Saved entries:
++++++++++

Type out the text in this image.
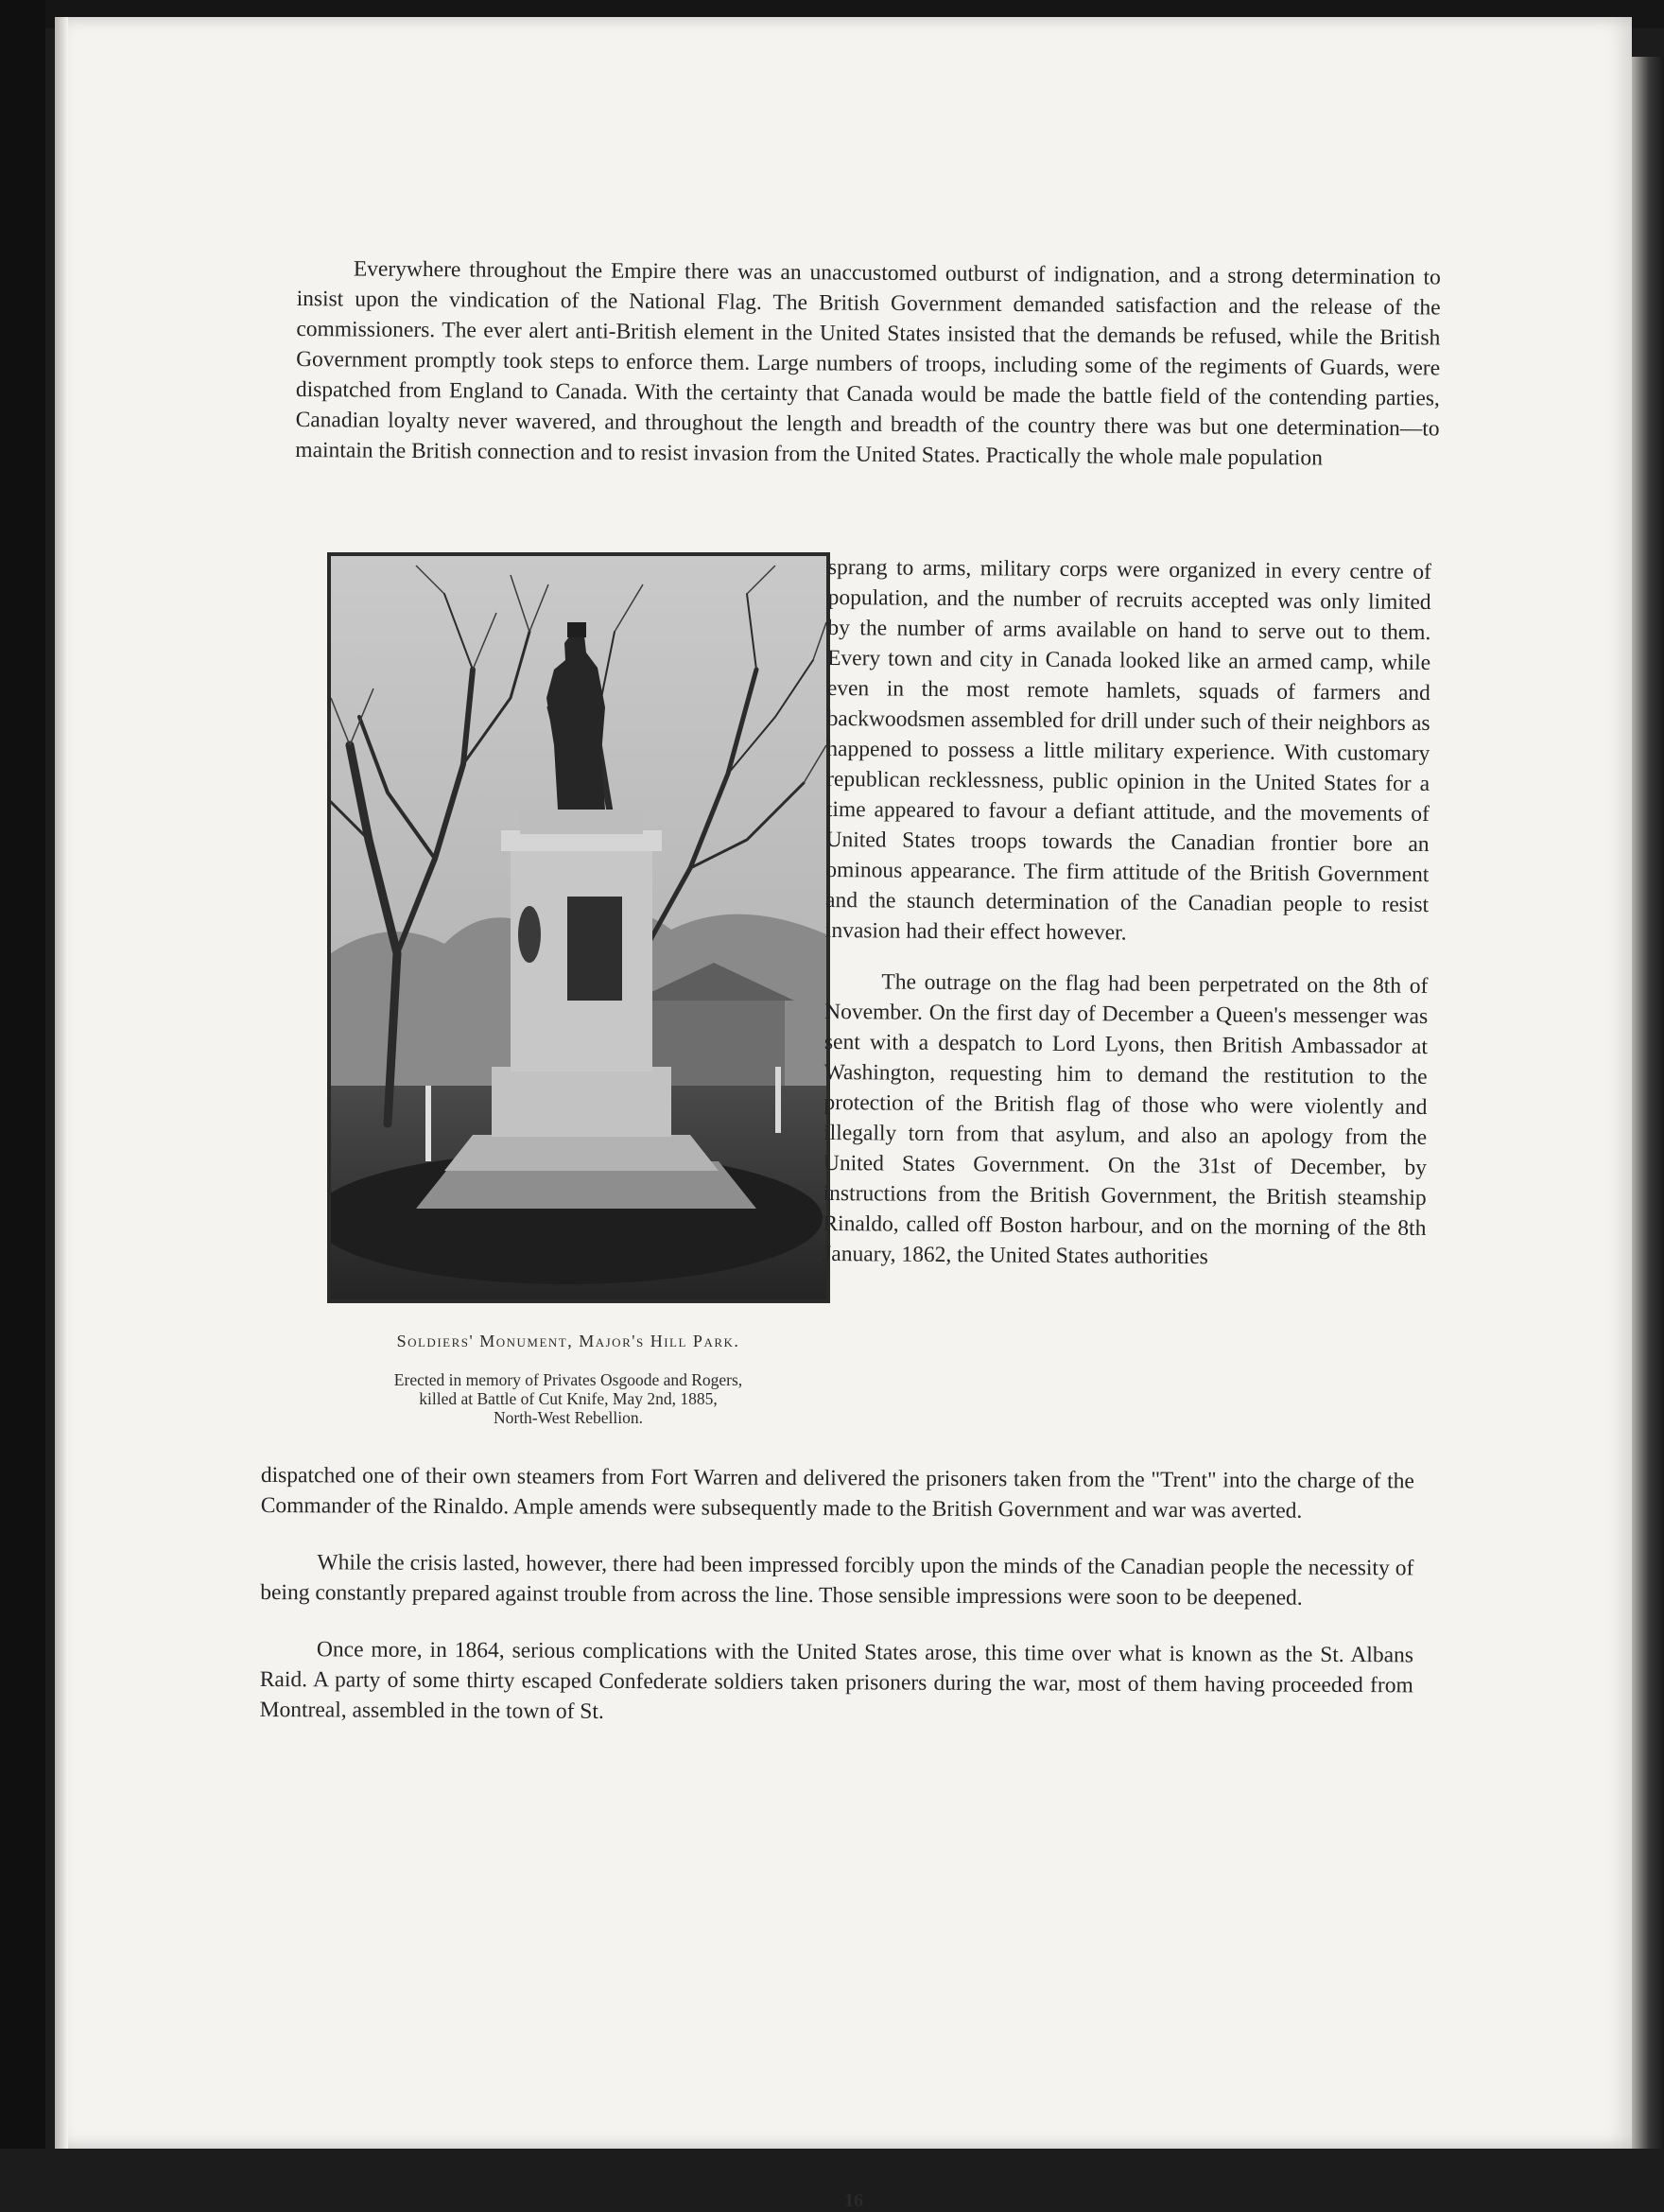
Everywhere throughout the Empire there was an unaccustomed outburst of indignation, and a strong determination to insist upon the vindication of the National Flag. The British Government demanded satisfaction and the release of the commissioners. The ever alert anti-British element in the United States insisted that the demands be refused, while the British Government promptly took steps to enforce them. Large numbers of troops, including some of the regiments of Guards, were dispatched from England to Canada. With the certainty that Canada would be made the battle field of the contending parties, Canadian loyalty never wavered, and throughout the length and breadth of the country there was but one determination—to maintain the British connection and to resist invasion from the United States. Practically the whole male population

Soldiers' Monument, Major's Hill Park.
Erected in memory of Privates Osgoode and Rogers,
killed at Battle of Cut Knife, May 2nd, 1885,
North-West Rebellion.

sprang to arms, military corps were organized in every centre of population, and the number of recruits accepted was only limited by the number of arms available on hand to serve out to them. Every town and city in Canada looked like an armed camp, while even in the most remote hamlets, squads of farmers and backwoodsmen assembled for drill under such of their neighbors as happened to possess a little military experience. With customary republican recklessness, public opinion in the United States for a time appeared to favour a defiant attitude, and the movements of United States troops towards the Canadian frontier bore an ominous appearance. The firm attitude of the British Government and the staunch determination of the Canadian people to resist invasion had their effect however.

The outrage on the flag had been perpetrated on the 8th of November. On the first day of December a Queen's messenger was sent with a despatch to Lord Lyons, then British Ambassador at Washington, requesting him to demand the restitution to the protection of the British flag of those who were violently and illegally torn from that asylum, and also an apology from the United States Government. On the 31st of December, by instructions from the British Government, the British steamship Rinaldo, called off Boston harbour, and on the morning of the 8th January, 1862, the United States authorities

dispatched one of their own steamers from Fort Warren and delivered the prisoners taken from the "Trent" into the charge of the Commander of the Rinaldo. Ample amends were subsequently made to the British Government and war was averted.

While the crisis lasted, however, there had been impressed forcibly upon the minds of the Canadian people the necessity of being constantly prepared against trouble from across the line. Those sensible impressions were soon to be deepened.

Once more, in 1864, serious complications with the United States arose, this time over what is known as the St. Albans Raid. A party of some thirty escaped Confederate soldiers taken prisoners during the war, most of them having proceeded from Montreal, assembled in the town of St.

16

++++++++++

### What the task requires
Copy out all the data without changing anything, and drop the pictures.

### Task response
Type out the text in this image.
Everywhere throughout the Empire there was an unaccustomed outburst of indignation, and a strong determination to insist upon the vindication of the National Flag. The British Government demanded satisfaction and the release of the commissioners. The ever alert anti-British element in the United States insisted that the demands be refused, while the British Government promptly took steps to enforce them. Large numbers of troops, including some of the regiments of Guards, were dispatched from England to Canada. With the certainty that Canada would be made the battle field of the contending parties, Canadian loyalty never wavered, and throughout the length and breadth of the country there was but one determination—to maintain the British connection and to resist invasion from the United States. Practically the whole male population

Soldiers' Monument, Major's Hill Park.
Erected in memory of Privates Osgoode and Rogers,
killed at Battle of Cut Knife, May 2nd, 1885,
North-West Rebellion.

sprang to arms, military corps were organized in every centre of population, and the number of recruits accepted was only limited by the number of arms available on hand to serve out to them. Every town and city in Canada looked like an armed camp, while even in the most remote hamlets, squads of farmers and backwoodsmen assembled for drill under such of their neighbors as happened to possess a little military experience. With customary republican recklessness, public opinion in the United States for a time appeared to favour a defiant attitude, and the movements of United States troops towards the Canadian frontier bore an ominous appearance. The firm attitude of the British Government and the staunch determination of the Canadian people to resist invasion had their effect however.

The outrage on the flag had been perpetrated on the 8th of November. On the first day of December a Queen's messenger was sent with a despatch to Lord Lyons, then British Ambassador at Washington, requesting him to demand the restitution to the protection of the British flag of those who were violently and illegally torn from that asylum, and also an apology from the United States Government. On the 31st of December, by instructions from the British Government, the British steamship Rinaldo, called off Boston harbour, and on the morning of the 8th January, 1862, the United States authorities

dispatched one of their own steamers from Fort Warren and delivered the prisoners taken from the "Trent" into the charge of the Commander of the Rinaldo. Ample amends were subsequently made to the British Government and war was averted.

While the crisis lasted, however, there had been impressed forcibly upon the minds of the Canadian people the necessity of being constantly prepared against trouble from across the line. Those sensible impressions were soon to be deepened.

Once more, in 1864, serious complications with the United States arose, this time over what is known as the St. Albans Raid. A party of some thirty escaped Confederate soldiers taken prisoners during the war, most of them having proceeded from Montreal, assembled in the town of St.

16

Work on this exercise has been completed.